━━ RECORD LIST ━━

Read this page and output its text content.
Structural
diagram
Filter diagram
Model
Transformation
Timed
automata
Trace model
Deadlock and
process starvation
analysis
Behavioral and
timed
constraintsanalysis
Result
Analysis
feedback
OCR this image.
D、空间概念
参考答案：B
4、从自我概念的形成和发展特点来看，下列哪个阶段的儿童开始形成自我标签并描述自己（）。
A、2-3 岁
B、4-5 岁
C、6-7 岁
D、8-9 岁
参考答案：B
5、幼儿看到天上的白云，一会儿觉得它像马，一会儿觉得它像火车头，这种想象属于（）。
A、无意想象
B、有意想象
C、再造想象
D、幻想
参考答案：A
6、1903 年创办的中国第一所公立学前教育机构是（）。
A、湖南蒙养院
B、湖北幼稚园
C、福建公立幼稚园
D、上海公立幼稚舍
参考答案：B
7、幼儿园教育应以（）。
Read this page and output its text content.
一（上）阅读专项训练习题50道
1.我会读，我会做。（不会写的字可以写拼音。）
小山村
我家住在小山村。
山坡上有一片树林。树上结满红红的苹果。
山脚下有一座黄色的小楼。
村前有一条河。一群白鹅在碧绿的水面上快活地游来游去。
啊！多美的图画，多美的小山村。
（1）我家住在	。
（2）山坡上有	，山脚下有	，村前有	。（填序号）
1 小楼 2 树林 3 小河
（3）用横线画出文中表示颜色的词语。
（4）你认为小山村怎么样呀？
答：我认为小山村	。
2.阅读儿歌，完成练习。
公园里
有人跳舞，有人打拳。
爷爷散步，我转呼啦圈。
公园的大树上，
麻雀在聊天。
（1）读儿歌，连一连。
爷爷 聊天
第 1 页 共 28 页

━━━

→ **TO BE DONE**
Each line from the one containing "OCR this image." to the end of the records should be echoed exactly, and no other line.

→ **ANSWER BELOW**
OCR this image.
D、空间概念
参考答案：B
4、从自我概念的形成和发展特点来看，下列哪个阶段的儿童开始形成自我标签并描述自己（）。
A、2-3 岁
B、4-5 岁
C、6-7 岁
D、8-9 岁
参考答案：B
5、幼儿看到天上的白云，一会儿觉得它像马，一会儿觉得它像火车头，这种想象属于（）。
A、无意想象
B、有意想象
C、再造想象
D、幻想
参考答案：A
6、1903 年创办的中国第一所公立学前教育机构是（）。
A、湖南蒙养院
B、湖北幼稚园
C、福建公立幼稚园
D、上海公立幼稚舍
参考答案：B
7、幼儿园教育应以（）。
Read this page and output its text content.
一（上）阅读专项训练习题50道
1.我会读，我会做。（不会写的字可以写拼音。）
小山村
我家住在小山村。
山坡上有一片树林。树上结满红红的苹果。
山脚下有一座黄色的小楼。
村前有一条河。一群白鹅在碧绿的水面上快活地游来游去。
啊！多美的图画，多美的小山村。
（1）我家住在	。
（2）山坡上有	，山脚下有	，村前有	。（填序号）
1 小楼 2 树林 3 小河
（3）用横线画出文中表示颜色的词语。
（4）你认为小山村怎么样呀？
答：我认为小山村	。
2.阅读儿歌，完成练习。
公园里
有人跳舞，有人打拳。
爷爷散步，我转呼啦圈。
公园的大树上，
麻雀在聊天。
（1）读儿歌，连一连。
爷爷 聊天
第 1 页 共 28 页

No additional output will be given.